Recorded data:
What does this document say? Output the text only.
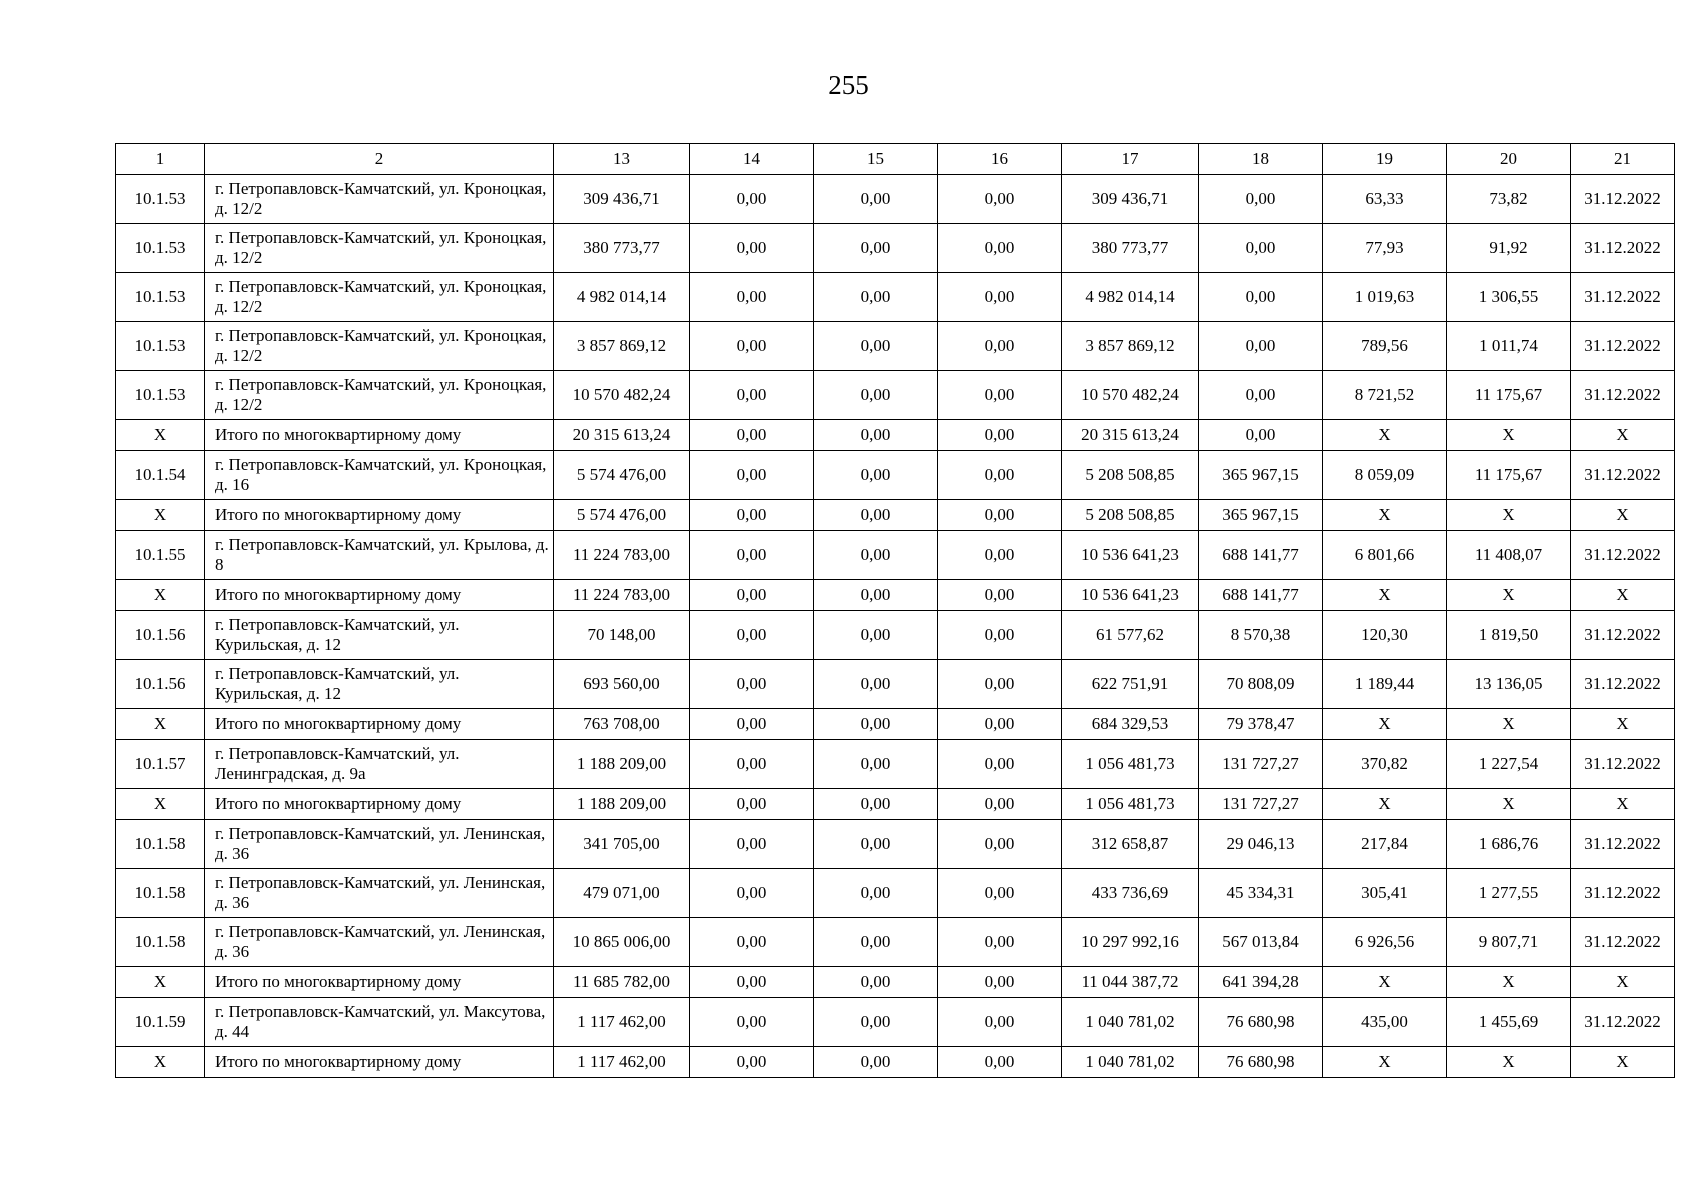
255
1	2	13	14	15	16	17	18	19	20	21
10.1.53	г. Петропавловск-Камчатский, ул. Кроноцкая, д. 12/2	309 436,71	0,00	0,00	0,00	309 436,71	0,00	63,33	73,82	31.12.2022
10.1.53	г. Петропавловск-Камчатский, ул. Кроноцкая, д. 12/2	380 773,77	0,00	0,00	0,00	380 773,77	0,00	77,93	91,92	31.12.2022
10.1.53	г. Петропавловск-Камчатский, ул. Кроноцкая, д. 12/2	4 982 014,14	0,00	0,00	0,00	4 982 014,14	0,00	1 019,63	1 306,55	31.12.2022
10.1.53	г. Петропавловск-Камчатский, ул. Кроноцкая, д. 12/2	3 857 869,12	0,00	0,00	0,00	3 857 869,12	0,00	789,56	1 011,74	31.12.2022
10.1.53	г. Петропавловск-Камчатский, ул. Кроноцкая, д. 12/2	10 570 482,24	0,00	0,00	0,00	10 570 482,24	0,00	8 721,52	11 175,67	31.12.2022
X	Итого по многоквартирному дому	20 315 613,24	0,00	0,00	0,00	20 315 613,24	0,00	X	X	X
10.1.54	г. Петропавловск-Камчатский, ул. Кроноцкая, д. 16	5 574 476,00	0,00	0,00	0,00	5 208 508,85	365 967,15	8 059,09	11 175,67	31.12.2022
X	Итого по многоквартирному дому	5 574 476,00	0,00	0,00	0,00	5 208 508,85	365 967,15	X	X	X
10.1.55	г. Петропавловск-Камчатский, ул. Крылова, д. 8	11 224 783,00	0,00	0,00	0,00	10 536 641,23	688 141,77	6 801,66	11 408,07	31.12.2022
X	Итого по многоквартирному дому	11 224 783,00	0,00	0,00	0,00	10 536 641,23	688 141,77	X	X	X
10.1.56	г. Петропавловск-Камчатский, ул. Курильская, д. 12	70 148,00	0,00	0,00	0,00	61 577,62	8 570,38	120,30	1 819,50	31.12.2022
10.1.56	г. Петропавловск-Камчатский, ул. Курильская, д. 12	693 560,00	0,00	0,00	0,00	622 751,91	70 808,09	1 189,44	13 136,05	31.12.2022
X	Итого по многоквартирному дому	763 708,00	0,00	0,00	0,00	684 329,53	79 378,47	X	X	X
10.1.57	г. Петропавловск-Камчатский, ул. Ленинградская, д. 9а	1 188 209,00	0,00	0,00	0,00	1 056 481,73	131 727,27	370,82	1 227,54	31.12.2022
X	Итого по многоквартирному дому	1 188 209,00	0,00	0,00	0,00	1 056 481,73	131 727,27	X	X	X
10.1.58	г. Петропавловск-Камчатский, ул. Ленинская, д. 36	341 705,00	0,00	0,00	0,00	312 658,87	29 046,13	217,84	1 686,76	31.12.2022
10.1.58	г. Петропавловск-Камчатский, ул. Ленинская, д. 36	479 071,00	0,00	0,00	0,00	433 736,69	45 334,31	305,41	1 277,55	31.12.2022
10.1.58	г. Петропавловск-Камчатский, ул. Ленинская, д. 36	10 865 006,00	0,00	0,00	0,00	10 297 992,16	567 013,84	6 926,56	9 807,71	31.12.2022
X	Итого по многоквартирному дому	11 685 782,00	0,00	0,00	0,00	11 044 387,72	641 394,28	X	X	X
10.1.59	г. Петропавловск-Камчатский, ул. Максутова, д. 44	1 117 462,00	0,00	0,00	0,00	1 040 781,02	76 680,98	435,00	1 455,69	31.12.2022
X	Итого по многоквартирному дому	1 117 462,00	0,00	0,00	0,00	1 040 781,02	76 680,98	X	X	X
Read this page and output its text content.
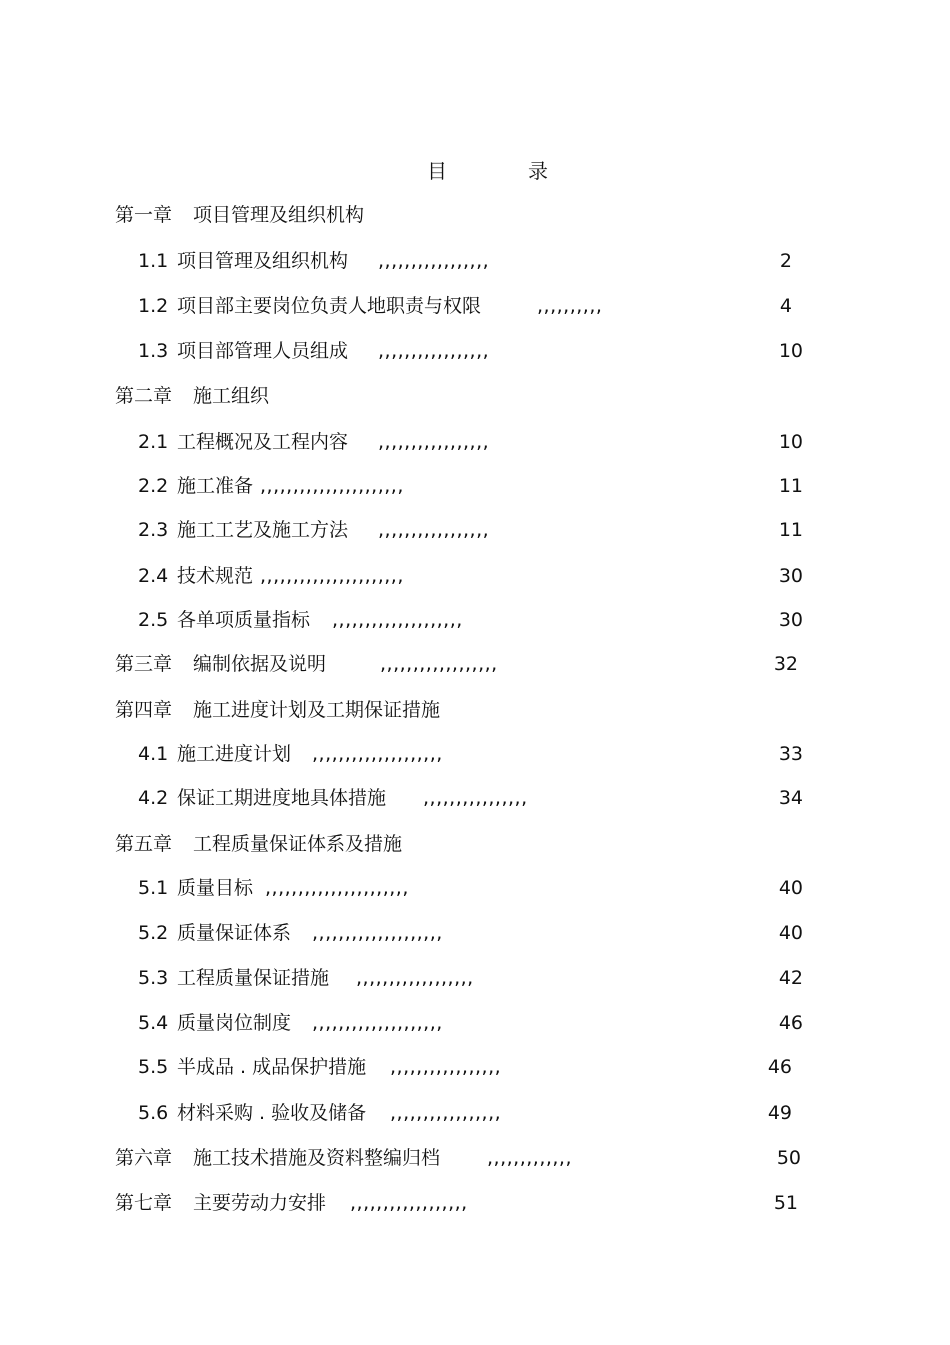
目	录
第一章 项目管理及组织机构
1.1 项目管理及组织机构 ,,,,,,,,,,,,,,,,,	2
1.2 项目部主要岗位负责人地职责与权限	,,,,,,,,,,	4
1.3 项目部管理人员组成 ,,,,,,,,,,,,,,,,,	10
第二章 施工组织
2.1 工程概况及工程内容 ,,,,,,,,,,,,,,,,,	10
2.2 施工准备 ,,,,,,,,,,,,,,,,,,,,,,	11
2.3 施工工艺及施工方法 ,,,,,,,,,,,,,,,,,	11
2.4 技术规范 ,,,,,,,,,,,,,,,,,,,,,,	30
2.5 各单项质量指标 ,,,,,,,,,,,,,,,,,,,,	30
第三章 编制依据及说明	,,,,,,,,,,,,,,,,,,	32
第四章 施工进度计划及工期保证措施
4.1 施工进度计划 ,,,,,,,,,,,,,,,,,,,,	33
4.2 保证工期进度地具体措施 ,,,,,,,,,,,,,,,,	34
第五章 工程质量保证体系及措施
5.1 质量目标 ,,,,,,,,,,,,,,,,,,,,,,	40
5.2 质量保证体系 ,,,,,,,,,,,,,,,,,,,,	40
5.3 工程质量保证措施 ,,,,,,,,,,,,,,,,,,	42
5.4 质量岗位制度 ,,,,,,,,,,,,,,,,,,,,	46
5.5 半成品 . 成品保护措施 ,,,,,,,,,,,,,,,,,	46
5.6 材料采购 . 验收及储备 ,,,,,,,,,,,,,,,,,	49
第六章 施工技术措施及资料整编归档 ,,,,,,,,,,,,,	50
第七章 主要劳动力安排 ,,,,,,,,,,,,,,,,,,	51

=== DIRECTIONS FOR THIS TASK ===
All the material shown above is to be copied exactly, with no pictures carried over.

=== FULL SOLUTION ===
What does this document say? Output the text only.
255
1	2	13	14	15	16	17	18	19	20	21
10.1.53	г. Петропавловск-Камчатский, ул. Кроноцкая, д. 12/2	309 436,71	0,00	0,00	0,00	309 436,71	0,00	63,33	73,82	31.12.2022
10.1.53	г. Петропавловск-Камчатский, ул. Кроноцкая, д. 12/2	380 773,77	0,00	0,00	0,00	380 773,77	0,00	77,93	91,92	31.12.2022
10.1.53	г. Петропавловск-Камчатский, ул. Кроноцкая, д. 12/2	4 982 014,14	0,00	0,00	0,00	4 982 014,14	0,00	1 019,63	1 306,55	31.12.2022
10.1.53	г. Петропавловск-Камчатский, ул. Кроноцкая, д. 12/2	3 857 869,12	0,00	0,00	0,00	3 857 869,12	0,00	789,56	1 011,74	31.12.2022
10.1.53	г. Петропавловск-Камчатский, ул. Кроноцкая, д. 12/2	10 570 482,24	0,00	0,00	0,00	10 570 482,24	0,00	8 721,52	11 175,67	31.12.2022
X	Итого по многоквартирному дому	20 315 613,24	0,00	0,00	0,00	20 315 613,24	0,00	X	X	X
10.1.54	г. Петропавловск-Камчатский, ул. Кроноцкая, д. 16	5 574 476,00	0,00	0,00	0,00	5 208 508,85	365 967,15	8 059,09	11 175,67	31.12.2022
X	Итого по многоквартирному дому	5 574 476,00	0,00	0,00	0,00	5 208 508,85	365 967,15	X	X	X
10.1.55	г. Петропавловск-Камчатский, ул. Крылова, д. 8	11 224 783,00	0,00	0,00	0,00	10 536 641,23	688 141,77	6 801,66	11 408,07	31.12.2022
X	Итого по многоквартирному дому	11 224 783,00	0,00	0,00	0,00	10 536 641,23	688 141,77	X	X	X
10.1.56	г. Петропавловск-Камчатский, ул. Курильская, д. 12	70 148,00	0,00	0,00	0,00	61 577,62	8 570,38	120,30	1 819,50	31.12.2022
10.1.56	г. Петропавловск-Камчатский, ул. Курильская, д. 12	693 560,00	0,00	0,00	0,00	622 751,91	70 808,09	1 189,44	13 136,05	31.12.2022
X	Итого по многоквартирному дому	763 708,00	0,00	0,00	0,00	684 329,53	79 378,47	X	X	X
10.1.57	г. Петропавловск-Камчатский, ул. Ленинградская, д. 9а	1 188 209,00	0,00	0,00	0,00	1 056 481,73	131 727,27	370,82	1 227,54	31.12.2022
X	Итого по многоквартирному дому	1 188 209,00	0,00	0,00	0,00	1 056 481,73	131 727,27	X	X	X
10.1.58	г. Петропавловск-Камчатский, ул. Ленинская, д. 36	341 705,00	0,00	0,00	0,00	312 658,87	29 046,13	217,84	1 686,76	31.12.2022
10.1.58	г. Петропавловск-Камчатский, ул. Ленинская, д. 36	479 071,00	0,00	0,00	0,00	433 736,69	45 334,31	305,41	1 277,55	31.12.2022
10.1.58	г. Петропавловск-Камчатский, ул. Ленинская, д. 36	10 865 006,00	0,00	0,00	0,00	10 297 992,16	567 013,84	6 926,56	9 807,71	31.12.2022
X	Итого по многоквартирному дому	11 685 782,00	0,00	0,00	0,00	11 044 387,72	641 394,28	X	X	X
10.1.59	г. Петропавловск-Камчатский, ул. Максутова, д. 44	1 117 462,00	0,00	0,00	0,00	1 040 781,02	76 680,98	435,00	1 455,69	31.12.2022
X	Итого по многоквартирному дому	1 117 462,00	0,00	0,00	0,00	1 040 781,02	76 680,98	X	X	X
Read this page and output its text content.
目	录
第一章 项目管理及组织机构
1.1 项目管理及组织机构 ,,,,,,,,,,,,,,,,,	2
1.2 项目部主要岗位负责人地职责与权限	,,,,,,,,,,	4
1.3 项目部管理人员组成 ,,,,,,,,,,,,,,,,,	10
第二章 施工组织
2.1 工程概况及工程内容 ,,,,,,,,,,,,,,,,,	10
2.2 施工准备 ,,,,,,,,,,,,,,,,,,,,,,	11
2.3 施工工艺及施工方法 ,,,,,,,,,,,,,,,,,	11
2.4 技术规范 ,,,,,,,,,,,,,,,,,,,,,,	30
2.5 各单项质量指标 ,,,,,,,,,,,,,,,,,,,,	30
第三章 编制依据及说明	,,,,,,,,,,,,,,,,,,	32
第四章 施工进度计划及工期保证措施
4.1 施工进度计划 ,,,,,,,,,,,,,,,,,,,,	33
4.2 保证工期进度地具体措施 ,,,,,,,,,,,,,,,,	34
第五章 工程质量保证体系及措施
5.1 质量目标 ,,,,,,,,,,,,,,,,,,,,,,	40
5.2 质量保证体系 ,,,,,,,,,,,,,,,,,,,,	40
5.3 工程质量保证措施 ,,,,,,,,,,,,,,,,,,	42
5.4 质量岗位制度 ,,,,,,,,,,,,,,,,,,,,	46
5.5 半成品 . 成品保护措施 ,,,,,,,,,,,,,,,,,	46
5.6 材料采购 . 验收及储备 ,,,,,,,,,,,,,,,,,	49
第六章 施工技术措施及资料整编归档 ,,,,,,,,,,,,,	50
第七章 主要劳动力安排 ,,,,,,,,,,,,,,,,,,	51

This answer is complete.